**DIRECTIVE:**
Extract each line bearing the word "infezione".

--- BEGIN DATASET CONTENT ---

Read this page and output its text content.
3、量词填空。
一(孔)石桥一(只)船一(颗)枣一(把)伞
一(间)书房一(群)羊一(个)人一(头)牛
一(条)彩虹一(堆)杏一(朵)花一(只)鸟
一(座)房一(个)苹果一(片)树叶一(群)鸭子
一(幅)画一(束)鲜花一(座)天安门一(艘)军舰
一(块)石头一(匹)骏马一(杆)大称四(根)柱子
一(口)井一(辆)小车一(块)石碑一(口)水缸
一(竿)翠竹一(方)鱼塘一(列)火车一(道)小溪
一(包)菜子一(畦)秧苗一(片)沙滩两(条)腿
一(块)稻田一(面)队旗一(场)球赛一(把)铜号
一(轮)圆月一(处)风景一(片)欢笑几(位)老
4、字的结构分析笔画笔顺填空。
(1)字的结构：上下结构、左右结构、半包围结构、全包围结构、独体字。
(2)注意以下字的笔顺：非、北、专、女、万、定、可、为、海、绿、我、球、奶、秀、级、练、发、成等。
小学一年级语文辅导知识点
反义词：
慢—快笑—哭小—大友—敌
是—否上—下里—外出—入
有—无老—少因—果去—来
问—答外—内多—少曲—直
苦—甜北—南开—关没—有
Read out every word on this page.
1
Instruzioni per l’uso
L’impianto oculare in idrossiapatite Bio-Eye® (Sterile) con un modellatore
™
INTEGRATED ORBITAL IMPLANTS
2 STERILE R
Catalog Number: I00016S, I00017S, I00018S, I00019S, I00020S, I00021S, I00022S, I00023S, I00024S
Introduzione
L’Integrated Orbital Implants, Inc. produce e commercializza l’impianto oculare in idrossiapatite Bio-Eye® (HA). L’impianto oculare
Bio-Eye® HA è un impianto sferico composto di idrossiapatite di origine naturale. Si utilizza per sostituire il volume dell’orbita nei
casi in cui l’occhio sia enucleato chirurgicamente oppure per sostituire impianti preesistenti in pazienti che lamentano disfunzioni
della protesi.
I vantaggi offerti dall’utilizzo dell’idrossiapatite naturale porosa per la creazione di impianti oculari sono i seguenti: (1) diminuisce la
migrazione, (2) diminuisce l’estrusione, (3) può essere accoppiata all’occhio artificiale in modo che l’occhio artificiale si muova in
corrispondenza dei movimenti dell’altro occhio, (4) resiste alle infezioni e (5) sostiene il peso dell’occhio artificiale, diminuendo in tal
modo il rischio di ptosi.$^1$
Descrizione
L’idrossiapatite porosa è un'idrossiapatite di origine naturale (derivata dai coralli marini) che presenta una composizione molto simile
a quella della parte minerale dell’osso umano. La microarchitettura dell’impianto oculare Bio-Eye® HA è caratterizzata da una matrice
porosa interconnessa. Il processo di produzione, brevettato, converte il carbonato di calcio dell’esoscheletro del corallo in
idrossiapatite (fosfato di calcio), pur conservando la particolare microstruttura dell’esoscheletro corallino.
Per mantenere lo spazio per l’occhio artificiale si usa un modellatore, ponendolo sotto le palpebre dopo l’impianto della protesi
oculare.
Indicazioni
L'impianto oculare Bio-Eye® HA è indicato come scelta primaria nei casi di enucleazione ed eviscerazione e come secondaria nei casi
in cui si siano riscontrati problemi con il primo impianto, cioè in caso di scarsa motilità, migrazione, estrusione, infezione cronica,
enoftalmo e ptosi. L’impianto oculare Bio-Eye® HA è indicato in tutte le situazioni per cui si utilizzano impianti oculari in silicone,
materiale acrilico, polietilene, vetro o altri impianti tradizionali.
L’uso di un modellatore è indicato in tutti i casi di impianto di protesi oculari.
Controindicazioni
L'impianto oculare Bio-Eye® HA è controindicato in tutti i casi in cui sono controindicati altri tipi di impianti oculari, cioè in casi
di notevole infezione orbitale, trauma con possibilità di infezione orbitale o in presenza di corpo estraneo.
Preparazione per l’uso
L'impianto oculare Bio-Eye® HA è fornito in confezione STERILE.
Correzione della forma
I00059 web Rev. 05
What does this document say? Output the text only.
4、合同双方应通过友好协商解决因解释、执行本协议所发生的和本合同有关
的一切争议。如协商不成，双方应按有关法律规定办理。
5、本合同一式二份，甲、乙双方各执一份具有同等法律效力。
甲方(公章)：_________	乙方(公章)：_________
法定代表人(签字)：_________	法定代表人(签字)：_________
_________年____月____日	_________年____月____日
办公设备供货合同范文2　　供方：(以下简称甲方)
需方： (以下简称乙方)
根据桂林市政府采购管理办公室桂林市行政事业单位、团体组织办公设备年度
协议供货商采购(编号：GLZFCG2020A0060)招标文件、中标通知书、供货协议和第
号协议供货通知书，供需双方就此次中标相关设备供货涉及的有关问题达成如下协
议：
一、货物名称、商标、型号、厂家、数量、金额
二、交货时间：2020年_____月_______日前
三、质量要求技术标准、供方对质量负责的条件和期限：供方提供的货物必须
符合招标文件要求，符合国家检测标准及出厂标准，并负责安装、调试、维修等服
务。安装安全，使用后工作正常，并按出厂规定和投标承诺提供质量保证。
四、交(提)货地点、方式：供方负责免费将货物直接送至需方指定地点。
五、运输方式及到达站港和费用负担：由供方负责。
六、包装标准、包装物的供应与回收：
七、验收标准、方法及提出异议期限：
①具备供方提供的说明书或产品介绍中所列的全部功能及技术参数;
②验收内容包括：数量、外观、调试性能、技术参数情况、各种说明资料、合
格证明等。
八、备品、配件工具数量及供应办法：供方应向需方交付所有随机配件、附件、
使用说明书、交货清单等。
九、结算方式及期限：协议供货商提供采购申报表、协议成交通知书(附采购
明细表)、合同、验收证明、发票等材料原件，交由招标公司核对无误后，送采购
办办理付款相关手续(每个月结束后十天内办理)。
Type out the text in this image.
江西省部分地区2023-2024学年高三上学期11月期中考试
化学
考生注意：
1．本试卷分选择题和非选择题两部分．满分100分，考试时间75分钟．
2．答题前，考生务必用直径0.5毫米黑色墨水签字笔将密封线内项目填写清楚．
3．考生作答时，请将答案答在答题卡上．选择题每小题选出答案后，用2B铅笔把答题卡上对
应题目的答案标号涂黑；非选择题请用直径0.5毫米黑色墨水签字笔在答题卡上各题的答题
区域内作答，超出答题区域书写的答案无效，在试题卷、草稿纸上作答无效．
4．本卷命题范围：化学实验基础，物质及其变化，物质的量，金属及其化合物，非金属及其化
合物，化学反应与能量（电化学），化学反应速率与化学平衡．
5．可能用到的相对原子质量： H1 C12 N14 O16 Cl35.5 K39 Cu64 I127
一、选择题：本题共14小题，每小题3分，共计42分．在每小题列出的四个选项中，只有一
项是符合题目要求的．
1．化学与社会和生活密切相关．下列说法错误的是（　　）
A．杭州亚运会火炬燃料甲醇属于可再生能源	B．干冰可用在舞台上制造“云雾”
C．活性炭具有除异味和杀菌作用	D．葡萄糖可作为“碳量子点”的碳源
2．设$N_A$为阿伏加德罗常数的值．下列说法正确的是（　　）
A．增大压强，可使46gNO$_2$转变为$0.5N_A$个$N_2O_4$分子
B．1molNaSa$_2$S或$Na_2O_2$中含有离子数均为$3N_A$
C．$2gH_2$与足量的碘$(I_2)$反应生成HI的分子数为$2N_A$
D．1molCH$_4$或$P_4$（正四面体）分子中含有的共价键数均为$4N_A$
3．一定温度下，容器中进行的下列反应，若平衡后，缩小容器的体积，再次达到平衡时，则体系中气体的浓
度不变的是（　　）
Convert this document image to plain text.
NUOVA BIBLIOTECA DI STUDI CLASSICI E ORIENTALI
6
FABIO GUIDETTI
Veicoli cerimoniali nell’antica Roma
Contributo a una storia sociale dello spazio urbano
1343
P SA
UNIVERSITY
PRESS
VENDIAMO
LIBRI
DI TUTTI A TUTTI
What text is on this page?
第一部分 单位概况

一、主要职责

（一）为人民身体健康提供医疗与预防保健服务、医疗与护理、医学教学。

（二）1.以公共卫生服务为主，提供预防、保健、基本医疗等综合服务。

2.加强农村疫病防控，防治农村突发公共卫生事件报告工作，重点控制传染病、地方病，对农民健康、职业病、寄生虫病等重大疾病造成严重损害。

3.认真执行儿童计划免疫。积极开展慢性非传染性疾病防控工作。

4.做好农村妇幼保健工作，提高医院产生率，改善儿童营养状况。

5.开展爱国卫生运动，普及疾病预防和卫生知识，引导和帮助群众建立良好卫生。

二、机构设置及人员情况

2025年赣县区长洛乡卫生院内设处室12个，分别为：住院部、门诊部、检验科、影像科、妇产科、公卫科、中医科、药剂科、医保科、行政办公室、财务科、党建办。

--- END DATASET CONTENT ---

**COMPLETED EXERCISE:**
in cui si siano riscontrati problemi con il primo impianto, cioè in caso di scarsa motilità, migrazione, estrusione, infezione cronica,
di notevole infezione orbitale, trauma con possibilità di infezione orbitale o in presenza di corpo estraneo.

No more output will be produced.